▶ EXERCISE OBJECTIVE
In the material below, change every "country" to "nation" and leave the rest as it is. Reproduce the lines without the pictures.

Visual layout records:
__________

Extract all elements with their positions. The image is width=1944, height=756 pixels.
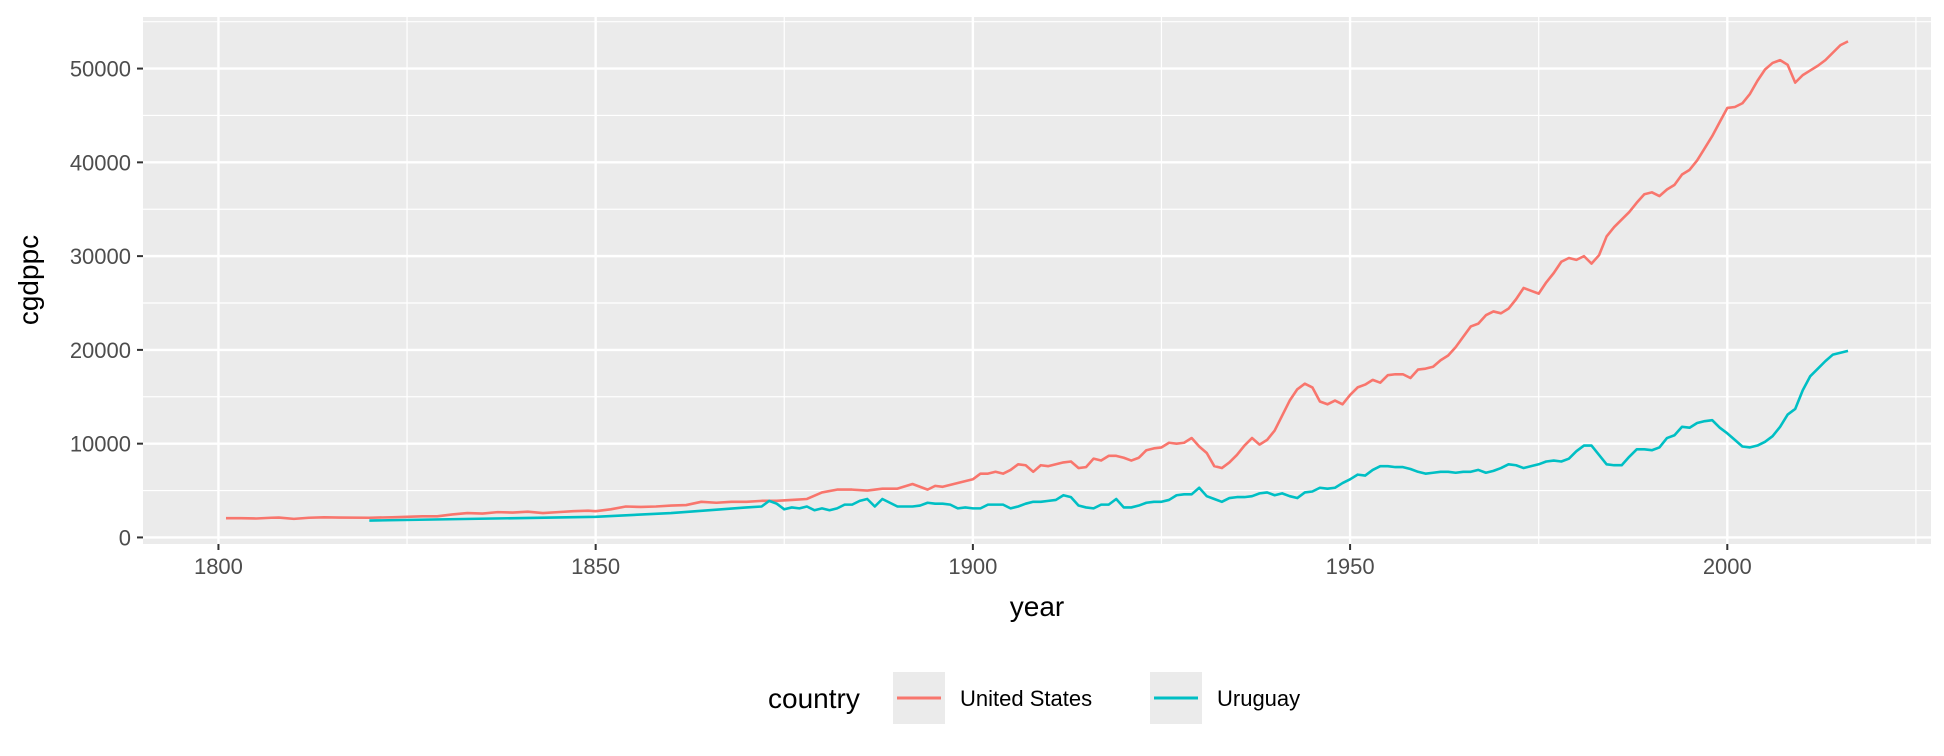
series-line-uruguay xyxy=(369,349,1849,522)
x-tick-label: 2000 xyxy=(1703,554,1752,579)
x-tick-label: 1800 xyxy=(194,554,243,579)
plot-panel xyxy=(143,17,1931,544)
minor-gridlines xyxy=(143,17,1931,544)
legend-label-uruguay: Uruguay xyxy=(1217,686,1300,711)
y-tick-label: 20000 xyxy=(70,338,131,363)
legend-item-united-states[interactable]: United States xyxy=(893,672,1092,724)
x-tick-label: 1850 xyxy=(571,554,620,579)
series-line-united-states xyxy=(225,40,1849,521)
x-tick-label: 1900 xyxy=(948,554,997,579)
x-tick-label: 1950 xyxy=(1326,554,1375,579)
legend: country United States Uruguay xyxy=(768,672,1300,724)
y-axis-title: cgdppc xyxy=(13,235,44,325)
legend-item-uruguay[interactable]: Uruguay xyxy=(1150,672,1300,724)
legend-title: country xyxy=(768,683,860,714)
major-gridlines xyxy=(143,17,1931,544)
y-tick-label: 30000 xyxy=(70,244,131,269)
y-tick-label: 40000 xyxy=(70,150,131,175)
x-axis-title: year xyxy=(1010,591,1064,622)
series-layer xyxy=(225,40,1849,522)
y-tick-label: 50000 xyxy=(70,57,131,82)
legend-label-united-states: United States xyxy=(960,686,1092,711)
y-axis: 0 10000 20000 30000 40000 50000 xyxy=(70,57,143,550)
y-tick-label: 10000 xyxy=(70,432,131,457)
x-axis: 1800 1850 1900 1950 2000 xyxy=(194,544,1752,579)
y-tick-label: 0 xyxy=(119,525,131,550)
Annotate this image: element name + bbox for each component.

__________

▶ ANSWER TO THE EXERCISE
Extract all elements with their positions. The image is width=1944, height=756 pixels.
series-line-uruguay xyxy=(369,349,1849,522)
x-tick-label: 2000 xyxy=(1703,554,1752,579)
x-tick-label: 1800 xyxy=(194,554,243,579)
plot-panel xyxy=(143,17,1931,544)
minor-gridlines xyxy=(143,17,1931,544)
legend-label-uruguay: Uruguay xyxy=(1217,686,1300,711)
y-tick-label: 20000 xyxy=(70,338,131,363)
legend-item-united-states[interactable]: United States xyxy=(893,672,1092,724)
x-tick-label: 1850 xyxy=(571,554,620,579)
series-line-united-states xyxy=(225,40,1849,521)
x-tick-label: 1900 xyxy=(948,554,997,579)
x-tick-label: 1950 xyxy=(1326,554,1375,579)
legend: nation United States Uruguay xyxy=(768,672,1300,724)
y-axis-title: cgdppc xyxy=(13,235,44,325)
legend-item-uruguay[interactable]: Uruguay xyxy=(1150,672,1300,724)
legend-title: nation xyxy=(768,683,860,714)
major-gridlines xyxy=(143,17,1931,544)
y-tick-label: 30000 xyxy=(70,244,131,269)
y-tick-label: 40000 xyxy=(70,150,131,175)
x-axis-title: year xyxy=(1010,591,1064,622)
series-layer xyxy=(225,40,1849,522)
y-tick-label: 50000 xyxy=(70,57,131,82)
legend-label-united-states: United States xyxy=(960,686,1092,711)
y-axis: 0 10000 20000 30000 40000 50000 xyxy=(70,57,143,550)
y-tick-label: 10000 xyxy=(70,432,131,457)
x-axis: 1800 1850 1900 1950 2000 xyxy=(194,544,1752,579)
y-tick-label: 0 xyxy=(119,525,131,550)
Annotate this image: element name + bbox for each component.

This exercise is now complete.